Filter this data down to the lines that hold "Thom", and copy them.
* BEGIN Rows *
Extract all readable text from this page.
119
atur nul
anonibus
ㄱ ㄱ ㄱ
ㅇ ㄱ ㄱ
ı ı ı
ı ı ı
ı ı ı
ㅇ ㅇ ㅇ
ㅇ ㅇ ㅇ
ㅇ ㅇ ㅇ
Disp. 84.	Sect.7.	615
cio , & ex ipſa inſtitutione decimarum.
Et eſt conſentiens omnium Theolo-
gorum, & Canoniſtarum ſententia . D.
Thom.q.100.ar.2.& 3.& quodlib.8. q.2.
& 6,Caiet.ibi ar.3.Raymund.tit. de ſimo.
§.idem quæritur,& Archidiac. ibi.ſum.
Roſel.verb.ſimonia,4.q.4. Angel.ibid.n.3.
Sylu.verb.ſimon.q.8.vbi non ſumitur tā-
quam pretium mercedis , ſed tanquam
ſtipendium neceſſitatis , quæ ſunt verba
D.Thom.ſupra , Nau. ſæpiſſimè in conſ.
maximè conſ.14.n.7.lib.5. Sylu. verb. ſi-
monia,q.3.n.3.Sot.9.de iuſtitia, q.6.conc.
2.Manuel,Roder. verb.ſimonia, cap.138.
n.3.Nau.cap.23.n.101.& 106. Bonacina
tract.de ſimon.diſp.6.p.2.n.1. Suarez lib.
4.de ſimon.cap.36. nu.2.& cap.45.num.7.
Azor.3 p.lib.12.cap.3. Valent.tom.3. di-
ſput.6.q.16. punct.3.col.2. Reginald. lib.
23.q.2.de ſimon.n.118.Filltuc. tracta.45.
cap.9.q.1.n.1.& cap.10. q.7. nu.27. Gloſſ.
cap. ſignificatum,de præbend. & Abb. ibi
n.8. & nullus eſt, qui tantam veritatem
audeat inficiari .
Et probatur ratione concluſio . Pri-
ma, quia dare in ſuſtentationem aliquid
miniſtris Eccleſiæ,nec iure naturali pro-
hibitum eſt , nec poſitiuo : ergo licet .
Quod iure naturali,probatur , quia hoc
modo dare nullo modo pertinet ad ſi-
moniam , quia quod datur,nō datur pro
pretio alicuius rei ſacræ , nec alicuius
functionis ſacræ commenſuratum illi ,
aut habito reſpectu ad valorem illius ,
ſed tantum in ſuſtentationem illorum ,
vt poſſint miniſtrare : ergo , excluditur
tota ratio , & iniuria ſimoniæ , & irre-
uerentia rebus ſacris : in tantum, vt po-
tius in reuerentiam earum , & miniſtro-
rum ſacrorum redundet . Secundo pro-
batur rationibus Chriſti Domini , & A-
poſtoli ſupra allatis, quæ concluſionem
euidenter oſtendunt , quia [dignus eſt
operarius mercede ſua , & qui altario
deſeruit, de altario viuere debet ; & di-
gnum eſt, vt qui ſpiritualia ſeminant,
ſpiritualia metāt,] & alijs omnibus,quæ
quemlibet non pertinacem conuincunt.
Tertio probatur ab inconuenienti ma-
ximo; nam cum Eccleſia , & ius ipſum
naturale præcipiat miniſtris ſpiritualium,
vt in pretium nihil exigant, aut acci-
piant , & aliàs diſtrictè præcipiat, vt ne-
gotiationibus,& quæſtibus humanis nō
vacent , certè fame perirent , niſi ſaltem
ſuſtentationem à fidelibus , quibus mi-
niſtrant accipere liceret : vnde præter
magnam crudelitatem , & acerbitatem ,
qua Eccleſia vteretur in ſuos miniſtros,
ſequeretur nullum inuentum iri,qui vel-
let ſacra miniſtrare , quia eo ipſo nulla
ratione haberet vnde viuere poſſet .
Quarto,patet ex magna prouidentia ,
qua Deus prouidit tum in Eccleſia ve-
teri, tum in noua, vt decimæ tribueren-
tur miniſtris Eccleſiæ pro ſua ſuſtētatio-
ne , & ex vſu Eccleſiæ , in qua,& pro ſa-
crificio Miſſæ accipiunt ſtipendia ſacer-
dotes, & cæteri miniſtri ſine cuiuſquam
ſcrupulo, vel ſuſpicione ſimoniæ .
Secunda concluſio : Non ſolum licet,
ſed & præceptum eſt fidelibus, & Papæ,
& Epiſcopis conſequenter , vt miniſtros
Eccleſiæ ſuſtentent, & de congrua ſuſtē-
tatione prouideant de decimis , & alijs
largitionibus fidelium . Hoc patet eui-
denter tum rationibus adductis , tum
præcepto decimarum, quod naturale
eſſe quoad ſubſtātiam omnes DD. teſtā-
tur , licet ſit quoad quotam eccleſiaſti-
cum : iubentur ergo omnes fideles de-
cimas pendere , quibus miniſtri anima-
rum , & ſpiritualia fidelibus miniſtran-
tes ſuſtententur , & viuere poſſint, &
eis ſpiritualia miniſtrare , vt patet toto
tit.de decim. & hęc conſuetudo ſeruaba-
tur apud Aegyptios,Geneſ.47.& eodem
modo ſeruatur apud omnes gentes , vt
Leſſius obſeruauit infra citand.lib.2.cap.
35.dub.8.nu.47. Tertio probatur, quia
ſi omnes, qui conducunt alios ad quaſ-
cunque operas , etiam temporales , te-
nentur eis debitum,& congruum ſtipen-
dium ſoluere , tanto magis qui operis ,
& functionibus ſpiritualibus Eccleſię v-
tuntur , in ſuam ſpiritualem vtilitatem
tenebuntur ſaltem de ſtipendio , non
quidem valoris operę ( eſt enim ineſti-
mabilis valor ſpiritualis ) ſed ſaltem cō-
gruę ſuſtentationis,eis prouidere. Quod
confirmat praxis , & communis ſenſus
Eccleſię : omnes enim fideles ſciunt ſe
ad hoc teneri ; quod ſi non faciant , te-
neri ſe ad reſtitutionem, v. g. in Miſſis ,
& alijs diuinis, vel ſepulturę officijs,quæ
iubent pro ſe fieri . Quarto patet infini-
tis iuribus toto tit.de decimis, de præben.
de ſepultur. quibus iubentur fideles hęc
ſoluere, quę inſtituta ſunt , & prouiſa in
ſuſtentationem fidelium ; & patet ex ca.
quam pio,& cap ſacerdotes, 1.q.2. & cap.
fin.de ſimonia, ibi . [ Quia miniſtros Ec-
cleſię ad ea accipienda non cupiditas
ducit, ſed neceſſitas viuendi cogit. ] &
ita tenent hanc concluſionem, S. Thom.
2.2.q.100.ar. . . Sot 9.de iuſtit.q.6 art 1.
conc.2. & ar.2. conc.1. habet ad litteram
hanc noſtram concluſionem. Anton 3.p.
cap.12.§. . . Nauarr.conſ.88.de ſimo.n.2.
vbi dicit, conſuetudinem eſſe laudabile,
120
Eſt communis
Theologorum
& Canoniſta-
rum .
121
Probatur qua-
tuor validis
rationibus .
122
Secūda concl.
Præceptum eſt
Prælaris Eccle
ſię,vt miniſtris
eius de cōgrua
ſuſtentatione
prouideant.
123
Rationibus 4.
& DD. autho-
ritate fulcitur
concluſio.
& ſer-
* END Rows *
◆ **Exercise answer**
Thom.q.100.ar.2.& 3.& quodlib.8. q.2.
D.Thom.ſupra , Nau. ſæpiſſimè in conſ.
ita tenent hanc concluſionem, S. Thom.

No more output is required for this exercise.